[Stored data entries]
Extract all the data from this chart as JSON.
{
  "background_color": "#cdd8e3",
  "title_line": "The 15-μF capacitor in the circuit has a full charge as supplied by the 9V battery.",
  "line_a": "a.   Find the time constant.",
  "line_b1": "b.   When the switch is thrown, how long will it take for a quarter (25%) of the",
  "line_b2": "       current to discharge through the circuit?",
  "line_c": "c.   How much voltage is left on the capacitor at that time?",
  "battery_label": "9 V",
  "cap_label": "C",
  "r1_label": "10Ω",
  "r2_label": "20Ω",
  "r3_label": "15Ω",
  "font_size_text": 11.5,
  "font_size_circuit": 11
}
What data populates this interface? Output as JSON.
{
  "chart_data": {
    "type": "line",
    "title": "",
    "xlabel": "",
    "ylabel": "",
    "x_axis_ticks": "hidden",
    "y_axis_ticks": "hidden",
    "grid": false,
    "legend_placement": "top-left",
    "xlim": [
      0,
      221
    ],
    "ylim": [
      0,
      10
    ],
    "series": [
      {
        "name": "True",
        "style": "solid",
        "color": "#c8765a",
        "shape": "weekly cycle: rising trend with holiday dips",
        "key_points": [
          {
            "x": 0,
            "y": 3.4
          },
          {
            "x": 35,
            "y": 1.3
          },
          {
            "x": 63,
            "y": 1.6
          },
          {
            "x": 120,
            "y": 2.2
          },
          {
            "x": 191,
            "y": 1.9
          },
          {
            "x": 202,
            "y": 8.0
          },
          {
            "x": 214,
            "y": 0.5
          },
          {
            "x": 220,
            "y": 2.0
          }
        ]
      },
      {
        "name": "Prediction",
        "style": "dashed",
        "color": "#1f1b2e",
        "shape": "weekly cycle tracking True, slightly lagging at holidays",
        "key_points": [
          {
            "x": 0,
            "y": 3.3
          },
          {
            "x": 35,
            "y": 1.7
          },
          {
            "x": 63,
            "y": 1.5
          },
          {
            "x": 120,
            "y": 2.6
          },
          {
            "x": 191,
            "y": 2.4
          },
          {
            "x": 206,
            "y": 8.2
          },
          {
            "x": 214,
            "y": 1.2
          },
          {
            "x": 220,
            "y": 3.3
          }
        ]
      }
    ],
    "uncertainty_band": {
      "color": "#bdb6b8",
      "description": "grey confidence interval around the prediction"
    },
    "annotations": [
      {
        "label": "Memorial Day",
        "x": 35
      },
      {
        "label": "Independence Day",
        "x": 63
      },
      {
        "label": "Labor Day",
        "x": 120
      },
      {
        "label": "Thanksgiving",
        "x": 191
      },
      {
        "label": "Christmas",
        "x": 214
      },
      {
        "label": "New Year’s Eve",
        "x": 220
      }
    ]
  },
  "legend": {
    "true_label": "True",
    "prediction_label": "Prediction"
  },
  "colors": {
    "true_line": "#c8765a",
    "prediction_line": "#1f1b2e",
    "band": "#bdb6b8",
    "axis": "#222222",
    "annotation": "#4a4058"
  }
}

*Required task*. Repeat every entry exactly, please.

*Task result*.
Extract all the data from this chart as JSON.
{
  "background_color": "#cdd8e3",
  "title_line": "The 15-μF capacitor in the circuit has a full charge as supplied by the 9V battery.",
  "line_a": "a.   Find the time constant.",
  "line_b1": "b.   When the switch is thrown, how long will it take for a quarter (25%) of the",
  "line_b2": "       current to discharge through the circuit?",
  "line_c": "c.   How much voltage is left on the capacitor at that time?",
  "battery_label": "9 V",
  "cap_label": "C",
  "r1_label": "10Ω",
  "r2_label": "20Ω",
  "r3_label": "15Ω",
  "font_size_text": 11.5,
  "font_size_circuit": 11
}
What data populates this interface? Output as JSON.
{
  "chart_data": {
    "type": "line",
    "title": "",
    "xlabel": "",
    "ylabel": "",
    "x_axis_ticks": "hidden",
    "y_axis_ticks": "hidden",
    "grid": false,
    "legend_placement": "top-left",
    "xlim": [
      0,
      221
    ],
    "ylim": [
      0,
      10
    ],
    "series": [
      {
        "name": "True",
        "style": "solid",
        "color": "#c8765a",
        "shape": "weekly cycle: rising trend with holiday dips",
        "key_points": [
          {
            "x": 0,
            "y": 3.4
          },
          {
            "x": 35,
            "y": 1.3
          },
          {
            "x": 63,
            "y": 1.6
          },
          {
            "x": 120,
            "y": 2.2
          },
          {
            "x": 191,
            "y": 1.9
          },
          {
            "x": 202,
            "y": 8.0
          },
          {
            "x": 214,
            "y": 0.5
          },
          {
            "x": 220,
            "y": 2.0
          }
        ]
      },
      {
        "name": "Prediction",
        "style": "dashed",
        "color": "#1f1b2e",
        "shape": "weekly cycle tracking True, slightly lagging at holidays",
        "key_points": [
          {
            "x": 0,
            "y": 3.3
          },
          {
            "x": 35,
            "y": 1.7
          },
          {
            "x": 63,
            "y": 1.5
          },
          {
            "x": 120,
            "y": 2.6
          },
          {
            "x": 191,
            "y": 2.4
          },
          {
            "x": 206,
            "y": 8.2
          },
          {
            "x": 214,
            "y": 1.2
          },
          {
            "x": 220,
            "y": 3.3
          }
        ]
      }
    ],
    "uncertainty_band": {
      "color": "#bdb6b8",
      "description": "grey confidence interval around the prediction"
    },
    "annotations": [
      {
        "label": "Memorial Day",
        "x": 35
      },
      {
        "label": "Independence Day",
        "x": 63
      },
      {
        "label": "Labor Day",
        "x": 120
      },
      {
        "label": "Thanksgiving",
        "x": 191
      },
      {
        "label": "Christmas",
        "x": 214
      },
      {
        "label": "New Year’s Eve",
        "x": 220
      }
    ]
  },
  "legend": {
    "true_label": "True",
    "prediction_label": "Prediction"
  },
  "colors": {
    "true_line": "#c8765a",
    "prediction_line": "#1f1b2e",
    "band": "#bdb6b8",
    "axis": "#222222",
    "annotation": "#4a4058"
  }
}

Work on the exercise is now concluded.